- Short task -
Leave out the images and repeat the listing below without a single change.

- Items from a dataset -
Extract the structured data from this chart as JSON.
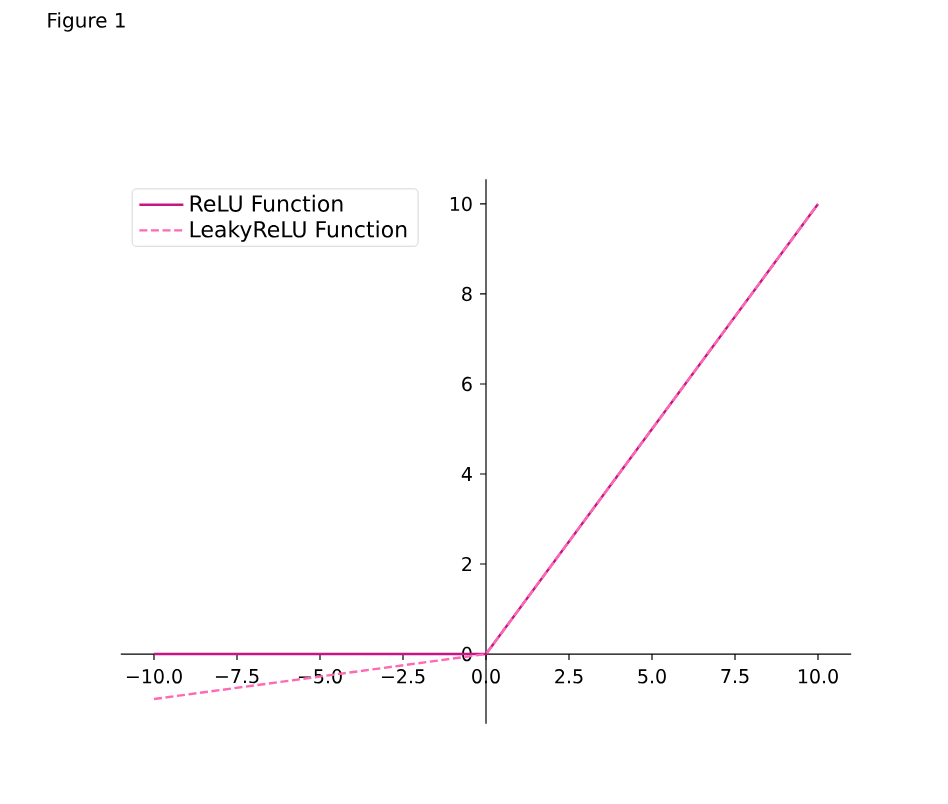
{
  "chart_data": {
    "type": "line",
    "annotations": [
      "Figure 1"
    ],
    "series": [
      {
        "name": "ReLU Function",
        "color": "#c71585",
        "line_style": "solid",
        "x": [
          -10,
          0,
          10
        ],
        "values": [
          0,
          0,
          10
        ]
      },
      {
        "name": "LeakyReLU Function",
        "color": "#ff69b4",
        "line_style": "dashed",
        "x": [
          -10,
          0,
          10
        ],
        "values": [
          -1,
          0,
          10
        ]
      }
    ],
    "xlim": [
      -11,
      11
    ],
    "ylim": [
      -1.55,
      10.55
    ],
    "xticks": [
      {
        "value": -10,
        "label": "−10.0"
      },
      {
        "value": -7.5,
        "label": "−7.5"
      },
      {
        "value": -5,
        "label": "−5.0"
      },
      {
        "value": -2.5,
        "label": "−2.5"
      },
      {
        "value": 0,
        "label": "0.0"
      },
      2.5,
      {
        "value": 5,
        "label": "5.0"
      },
      7.5,
      {
        "value": 10,
        "label": "10.0"
      }
    ],
    "yticks": [
      0,
      2,
      4,
      6,
      8,
      10
    ],
    "legend": "top left"
  }
}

- Exercise response -
Extract the structured data from this chart as JSON.
{
  "chart_data": {
    "type": "line",
    "annotations": [
      "Figure 1"
    ],
    "series": [
      {
        "name": "ReLU Function",
        "color": "#c71585",
        "line_style": "solid",
        "x": [
          -10,
          0,
          10
        ],
        "values": [
          0,
          0,
          10
        ]
      },
      {
        "name": "LeakyReLU Function",
        "color": "#ff69b4",
        "line_style": "dashed",
        "x": [
          -10,
          0,
          10
        ],
        "values": [
          -1,
          0,
          10
        ]
      }
    ],
    "xlim": [
      -11,
      11
    ],
    "ylim": [
      -1.55,
      10.55
    ],
    "xticks": [
      {
        "value": -10,
        "label": "−10.0"
      },
      {
        "value": -7.5,
        "label": "−7.5"
      },
      {
        "value": -5,
        "label": "−5.0"
      },
      {
        "value": -2.5,
        "label": "−2.5"
      },
      {
        "value": 0,
        "label": "0.0"
      },
      2.5,
      {
        "value": 5,
        "label": "5.0"
      },
      7.5,
      {
        "value": 10,
        "label": "10.0"
      }
    ],
    "yticks": [
      0,
      2,
      4,
      6,
      8,
      10
    ],
    "legend": "top left"
  }
}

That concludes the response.